— Begin GIVEN INFORMATION —

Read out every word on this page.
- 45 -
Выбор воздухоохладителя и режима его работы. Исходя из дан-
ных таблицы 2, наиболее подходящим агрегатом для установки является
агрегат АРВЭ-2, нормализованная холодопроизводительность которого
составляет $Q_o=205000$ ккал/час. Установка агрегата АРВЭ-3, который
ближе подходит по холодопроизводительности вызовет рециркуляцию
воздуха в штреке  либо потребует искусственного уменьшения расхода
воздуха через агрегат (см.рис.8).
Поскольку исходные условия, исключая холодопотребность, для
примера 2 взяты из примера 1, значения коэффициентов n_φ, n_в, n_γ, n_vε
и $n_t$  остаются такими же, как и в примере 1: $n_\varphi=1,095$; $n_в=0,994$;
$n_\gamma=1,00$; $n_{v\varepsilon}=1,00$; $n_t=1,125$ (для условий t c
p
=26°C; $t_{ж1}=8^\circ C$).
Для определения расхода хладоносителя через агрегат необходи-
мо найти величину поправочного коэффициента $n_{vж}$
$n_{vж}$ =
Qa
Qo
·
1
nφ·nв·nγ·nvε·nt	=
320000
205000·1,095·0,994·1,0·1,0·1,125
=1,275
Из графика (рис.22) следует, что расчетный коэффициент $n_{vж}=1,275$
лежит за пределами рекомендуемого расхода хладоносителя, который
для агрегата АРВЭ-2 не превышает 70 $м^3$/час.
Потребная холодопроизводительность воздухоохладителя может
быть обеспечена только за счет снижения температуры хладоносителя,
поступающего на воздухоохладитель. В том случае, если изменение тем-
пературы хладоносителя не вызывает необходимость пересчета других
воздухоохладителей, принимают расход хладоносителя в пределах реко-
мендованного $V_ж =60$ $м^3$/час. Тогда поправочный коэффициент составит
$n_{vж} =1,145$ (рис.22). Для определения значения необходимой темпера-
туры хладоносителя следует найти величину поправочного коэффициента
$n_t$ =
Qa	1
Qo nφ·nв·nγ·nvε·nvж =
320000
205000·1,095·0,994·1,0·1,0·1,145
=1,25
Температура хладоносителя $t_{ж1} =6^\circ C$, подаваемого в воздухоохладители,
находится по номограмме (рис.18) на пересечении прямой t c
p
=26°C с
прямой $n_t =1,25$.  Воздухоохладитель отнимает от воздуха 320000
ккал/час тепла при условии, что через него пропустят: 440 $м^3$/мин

— End GIVEN INFORMATION —

# INSTRUCTION
Using the listing above, please repeat every entry exactly.

# REPLY TO THE TASK
Read out every word on this page.
- 45 -
Выбор воздухоохладителя и режима его работы. Исходя из дан-
ных таблицы 2, наиболее подходящим агрегатом для установки является
агрегат АРВЭ-2, нормализованная холодопроизводительность которого
составляет $Q_o=205000$ ккал/час. Установка агрегата АРВЭ-3, который
ближе подходит по холодопроизводительности вызовет рециркуляцию
воздуха в штреке  либо потребует искусственного уменьшения расхода
воздуха через агрегат (см.рис.8).
Поскольку исходные условия, исключая холодопотребность, для
примера 2 взяты из примера 1, значения коэффициентов n_φ, n_в, n_γ, n_vε
и $n_t$  остаются такими же, как и в примере 1: $n_\varphi=1,095$; $n_в=0,994$;
$n_\gamma=1,00$; $n_{v\varepsilon}=1,00$; $n_t=1,125$ (для условий t c
p
=26°C; $t_{ж1}=8^\circ C$).
Для определения расхода хладоносителя через агрегат необходи-
мо найти величину поправочного коэффициента $n_{vж}$
$n_{vж}$ =
Qa
Qo
·
1
nφ·nв·nγ·nvε·nt	=
320000
205000·1,095·0,994·1,0·1,0·1,125
=1,275
Из графика (рис.22) следует, что расчетный коэффициент $n_{vж}=1,275$
лежит за пределами рекомендуемого расхода хладоносителя, который
для агрегата АРВЭ-2 не превышает 70 $м^3$/час.
Потребная холодопроизводительность воздухоохладителя может
быть обеспечена только за счет снижения температуры хладоносителя,
поступающего на воздухоохладитель. В том случае, если изменение тем-
пературы хладоносителя не вызывает необходимость пересчета других
воздухоохладителей, принимают расход хладоносителя в пределах реко-
мендованного $V_ж =60$ $м^3$/час. Тогда поправочный коэффициент составит
$n_{vж} =1,145$ (рис.22). Для определения значения необходимой темпера-
туры хладоносителя следует найти величину поправочного коэффициента
$n_t$ =
Qa	1
Qo nφ·nв·nγ·nvε·nvж =
320000
205000·1,095·0,994·1,0·1,0·1,145
=1,25
Температура хладоносителя $t_{ж1} =6^\circ C$, подаваемого в воздухоохладители,
находится по номограмме (рис.18) на пересечении прямой t c
p
=26°C с
прямой $n_t =1,25$.  Воздухоохладитель отнимает от воздуха 320000
ккал/час тепла при условии, что через него пропустят: 440 $м^3$/мин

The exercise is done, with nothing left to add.